*TEXTO DE ORIGEM*:
□ □ □ □ □ □ □
AS DIMENSÕES PSICOLÓGICAS DO CUIDAR
Patrícia Couto Gimael
Resumo
O texto trata sobre a importância estruturante do cuidar para a constituição do indivíduo e também da sociedade.
A relação dos sentidos básicos (tato, equilíbrio, movimento e sentido vital) desenvolvidos na protoinfância (de 0 a 3 anos) e a transformação destes nos sentidos superiores (Eu, palavra, audição e pensar).
A neurociência confirma a importância da protoinfância mostrando que a estrutura básica do cérebro é formada nos três primeiros anos de vida e que os primeiros vínculos estabelecidos através dos cuidados básicos tem um papel muito importante, oferecendo o estímulo necessário ao desenvolvimento físico, psíquico e espiritual do ser humano.
Apresentação do tema
A autora coordena e desenvolve projetos sociais de formação continuada para professores da rede pública e educadores de instituições de acolhimento com base na Pedagogia Waldorf e na Abordagem Pikler-Lóczy. O cuidar através da sua importância e significado na constituição da subjetividade do sujeito tem um aspecto estruturante para o pleno desenvolvimento da protoinfância (0 a 3 anos). É este um dos principais pilares que norteia o trabalho da autora.
Introdução
O ser humano é um ser espiritual e físico que se constitui como ser humano na presença e interação com outros seres humanos. Nascemos dependentes de cuidados e é por meio dos cuidados diários que os primeiros vínculos afetivos se formam.
Nos três primeiros anos de vida a criança irá desenvolver o que há de mais humano. A capacidade de andar, falar e pensar. São estas capacidades que diferenciam o ser humano dos animais.
□ □ □ □ □ □ □
*O QUE SE PEDE*:
a) Liste todos os sentidos básicos que o texto sobre o cuidar menciona como desenvolvidos na protoinfância.
b) Dê continuidade ao texto sobre as dimensões psicológicas do cuidar, começando logo após a última frase apresentada.

*REGISTROS APRESENTADOS*:
□ □ □ □ □ □ □
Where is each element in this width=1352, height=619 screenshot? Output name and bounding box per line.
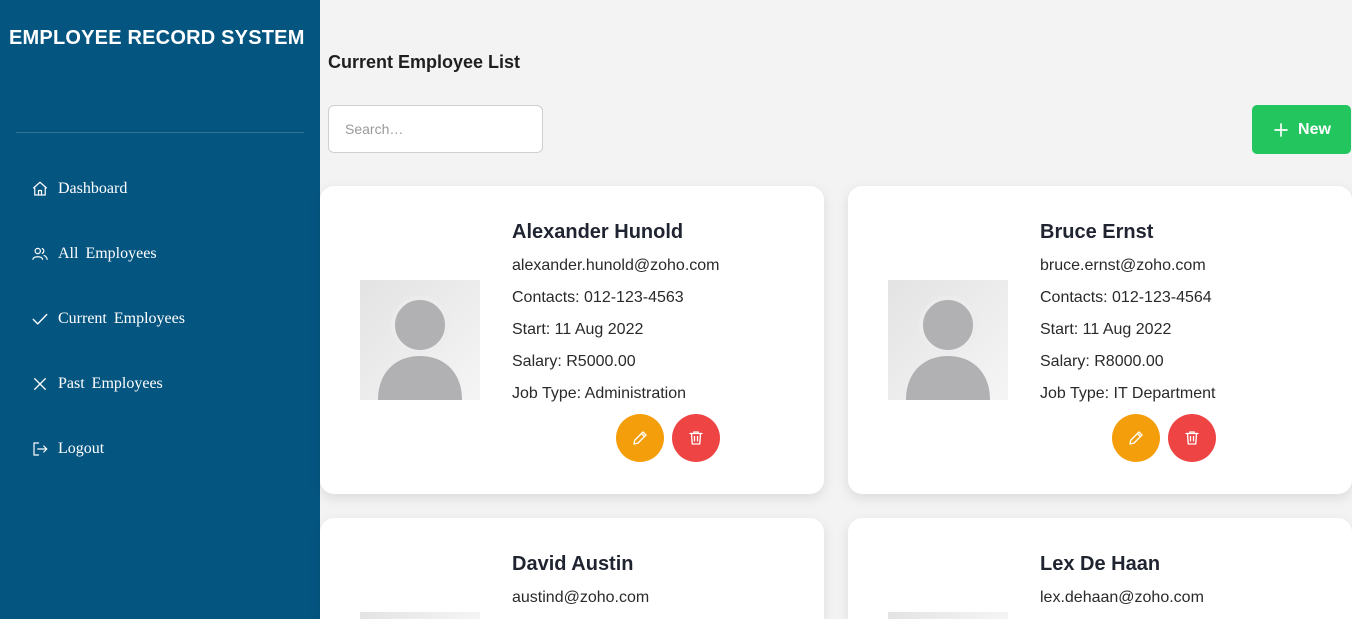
□ □ □ □ □ □ □
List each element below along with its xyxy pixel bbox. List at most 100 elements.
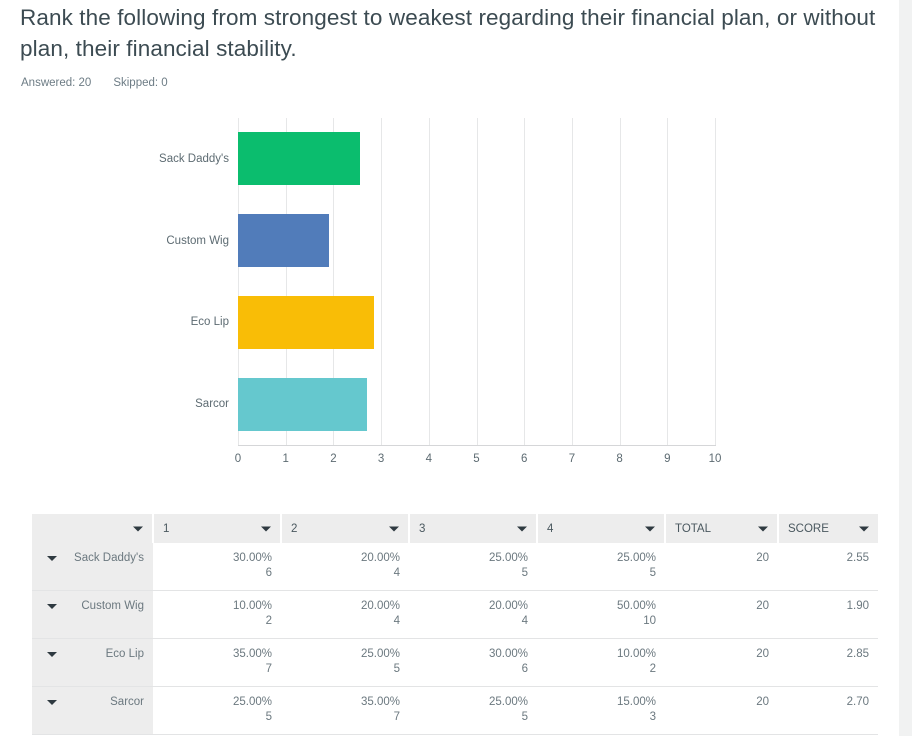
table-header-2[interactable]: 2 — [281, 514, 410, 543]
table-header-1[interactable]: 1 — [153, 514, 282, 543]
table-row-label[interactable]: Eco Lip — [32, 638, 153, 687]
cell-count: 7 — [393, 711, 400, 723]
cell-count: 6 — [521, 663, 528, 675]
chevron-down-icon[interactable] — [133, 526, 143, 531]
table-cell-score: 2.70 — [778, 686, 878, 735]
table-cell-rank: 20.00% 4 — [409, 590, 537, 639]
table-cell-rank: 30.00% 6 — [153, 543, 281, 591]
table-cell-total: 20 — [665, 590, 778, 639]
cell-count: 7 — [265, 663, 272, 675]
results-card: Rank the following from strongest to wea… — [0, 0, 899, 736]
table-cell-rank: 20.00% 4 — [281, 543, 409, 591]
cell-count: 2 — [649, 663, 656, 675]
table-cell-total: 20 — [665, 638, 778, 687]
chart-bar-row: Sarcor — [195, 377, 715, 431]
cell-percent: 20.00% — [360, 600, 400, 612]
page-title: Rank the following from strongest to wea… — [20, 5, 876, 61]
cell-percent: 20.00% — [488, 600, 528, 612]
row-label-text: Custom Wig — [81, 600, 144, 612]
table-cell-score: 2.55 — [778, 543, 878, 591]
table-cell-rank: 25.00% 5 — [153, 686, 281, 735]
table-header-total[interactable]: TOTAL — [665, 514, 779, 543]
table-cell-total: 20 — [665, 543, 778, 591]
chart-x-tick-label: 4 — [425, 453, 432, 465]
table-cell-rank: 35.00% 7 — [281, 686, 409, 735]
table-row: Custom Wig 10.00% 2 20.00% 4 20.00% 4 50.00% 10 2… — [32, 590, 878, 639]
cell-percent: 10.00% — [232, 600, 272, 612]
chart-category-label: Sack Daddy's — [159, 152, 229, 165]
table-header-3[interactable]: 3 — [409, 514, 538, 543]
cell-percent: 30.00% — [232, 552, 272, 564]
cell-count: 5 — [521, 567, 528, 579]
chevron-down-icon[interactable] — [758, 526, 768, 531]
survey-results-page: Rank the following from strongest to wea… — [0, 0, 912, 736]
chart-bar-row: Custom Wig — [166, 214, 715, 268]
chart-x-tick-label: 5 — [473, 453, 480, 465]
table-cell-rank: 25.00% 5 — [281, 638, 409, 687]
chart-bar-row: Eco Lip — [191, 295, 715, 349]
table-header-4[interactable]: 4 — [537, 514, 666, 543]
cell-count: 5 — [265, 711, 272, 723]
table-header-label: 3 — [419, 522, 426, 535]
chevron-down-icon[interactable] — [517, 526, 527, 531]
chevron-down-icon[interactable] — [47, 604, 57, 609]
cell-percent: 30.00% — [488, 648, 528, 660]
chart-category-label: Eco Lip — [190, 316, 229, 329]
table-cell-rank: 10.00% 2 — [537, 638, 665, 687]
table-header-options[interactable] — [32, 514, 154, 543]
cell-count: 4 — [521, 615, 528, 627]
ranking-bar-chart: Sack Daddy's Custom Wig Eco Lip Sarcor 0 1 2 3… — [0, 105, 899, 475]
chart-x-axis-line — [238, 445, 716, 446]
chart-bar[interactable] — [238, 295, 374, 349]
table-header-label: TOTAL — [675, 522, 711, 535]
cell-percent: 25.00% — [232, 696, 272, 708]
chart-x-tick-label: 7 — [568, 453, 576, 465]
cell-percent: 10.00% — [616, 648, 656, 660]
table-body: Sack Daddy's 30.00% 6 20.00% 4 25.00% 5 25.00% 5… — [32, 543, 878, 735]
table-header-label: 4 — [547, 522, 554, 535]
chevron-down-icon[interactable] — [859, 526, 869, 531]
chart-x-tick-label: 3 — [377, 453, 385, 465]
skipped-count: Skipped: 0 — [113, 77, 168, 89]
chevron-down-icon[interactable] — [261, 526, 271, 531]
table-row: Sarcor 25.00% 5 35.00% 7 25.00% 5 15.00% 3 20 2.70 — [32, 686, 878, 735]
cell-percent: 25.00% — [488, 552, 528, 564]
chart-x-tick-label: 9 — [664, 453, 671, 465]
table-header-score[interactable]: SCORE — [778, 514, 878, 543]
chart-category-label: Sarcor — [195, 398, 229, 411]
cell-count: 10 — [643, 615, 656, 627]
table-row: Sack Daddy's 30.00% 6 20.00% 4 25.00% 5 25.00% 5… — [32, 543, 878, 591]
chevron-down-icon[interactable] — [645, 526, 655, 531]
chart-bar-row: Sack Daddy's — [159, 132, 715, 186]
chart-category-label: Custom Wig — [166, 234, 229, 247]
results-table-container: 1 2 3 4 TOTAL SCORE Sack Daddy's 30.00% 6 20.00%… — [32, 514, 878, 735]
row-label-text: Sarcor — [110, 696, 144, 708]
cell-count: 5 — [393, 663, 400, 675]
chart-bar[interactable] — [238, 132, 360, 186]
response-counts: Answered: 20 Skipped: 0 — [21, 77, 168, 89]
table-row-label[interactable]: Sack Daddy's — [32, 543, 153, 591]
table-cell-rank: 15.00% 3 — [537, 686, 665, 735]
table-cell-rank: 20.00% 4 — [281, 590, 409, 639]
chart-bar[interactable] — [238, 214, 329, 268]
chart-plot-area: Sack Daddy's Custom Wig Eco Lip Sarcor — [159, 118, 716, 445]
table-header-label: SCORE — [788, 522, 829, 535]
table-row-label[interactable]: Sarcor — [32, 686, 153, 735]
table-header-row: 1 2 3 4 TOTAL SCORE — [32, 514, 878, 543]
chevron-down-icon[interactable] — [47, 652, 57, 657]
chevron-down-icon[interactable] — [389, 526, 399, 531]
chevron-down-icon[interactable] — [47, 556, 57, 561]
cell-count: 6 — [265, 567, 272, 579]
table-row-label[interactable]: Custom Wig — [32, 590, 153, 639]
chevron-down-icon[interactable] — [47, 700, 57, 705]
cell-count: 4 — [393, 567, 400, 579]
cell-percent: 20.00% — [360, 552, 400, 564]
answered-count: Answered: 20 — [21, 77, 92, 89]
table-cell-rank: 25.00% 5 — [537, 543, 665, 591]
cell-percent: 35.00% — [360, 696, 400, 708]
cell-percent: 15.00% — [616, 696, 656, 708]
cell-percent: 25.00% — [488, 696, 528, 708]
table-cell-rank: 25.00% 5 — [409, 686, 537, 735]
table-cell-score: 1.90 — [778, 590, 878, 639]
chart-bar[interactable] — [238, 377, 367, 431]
□ □ □ □ □ □ □
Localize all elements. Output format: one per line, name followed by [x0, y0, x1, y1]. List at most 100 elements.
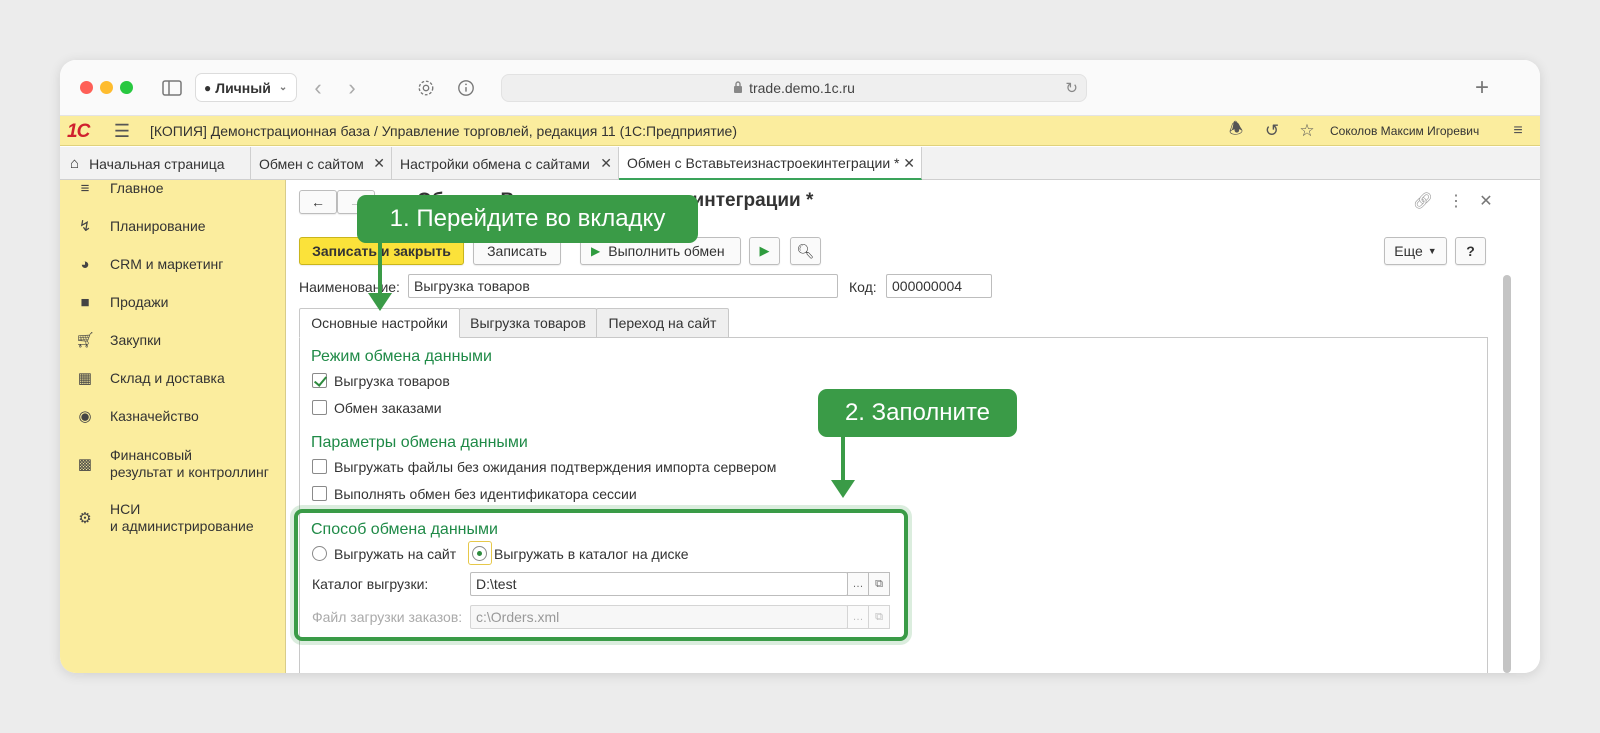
□ □ □ □ □ □ □
*RESPOSTAS POR TAREFA*:
a) Tato, equilíbrio, movimento e sentido vital.

b)
Ao nascer o bebê ainda se sente parte da mãe, não tem noção da sua individualidade e precisa de um adulto de referência que garanta a sua sobrevivência e valorize a sua existência dando a ele um nome e oferecendo os cuidados adequados. O ser humano é um ser social que se constitui enquanto sujeito pela presença e interação com outros seres humanos, através dos cuidados básicos. Ao banhar, vestir, nutrir, trocar e acalentar um bebê estamos oferecendo as condições básicas e necessárias ao seu desenvolvimento como ser humano.
O bebê precisa ser tocado, pois ao nascer ainda não desenvolveu a noção de limite, não estabeleceu um divisor entre ambiente e corpo físico. Ao tocarmos o bebê, estamos proporcionando a sensação do limite corporal, de contorno físico, e assim, colaborando para a formação da sua imagem corporal. Assim que ele começa a tocar e manusear objetos, é necessário que a mãe ou o adulto responsável selecione brinquedos e objetos de texturas diferentes que ofereçam a possibilidade do desenvolvimento do sentido do tato.
O ritmo nos cuidados diários com o bebê, a rotina de cuidados, proporciona tranquilidade e segurança, isto é, os sentidos do movimento e do equilíbrio.
Mover o bebê com firmeza e segurança e possibilitar que ele mesmo se mova em um ambiente seguro e acolhedor, numa superfície firme e segura, no chão, onde ele possa encontrar o equilíbrio por si mesmo, o que irá ajudar no desenvolvimento da autonomia, trará sentimentos de segurança e capacidade.
Cuidar da saúde física, da alimentação, do vestir e agasalhar adequadamente proporcionará para a criança a vivência de bem-estar físico, o desenvolvimento do sentido vital, o sentimento de estar vivo e pulsante.
É por meio dos cuidados diários que os primeiros vínculos afetivos se formam e o sentimento de gratidão pode se desenvolver.
E são os sentidos que, pouco a pouco, vão introjetando as percepções do dia-a-dia pela via sensória. Tudo o que chega através dos nossos sentidos, o que vemos, tocamos, ouvimos, experimentamos exerce um reflexo físico e também psíquico (sensações e sentimentos) que vão construindo o que aprendemos a reconhecer e dominar como próprio: a casa onde habitamos, o corpo.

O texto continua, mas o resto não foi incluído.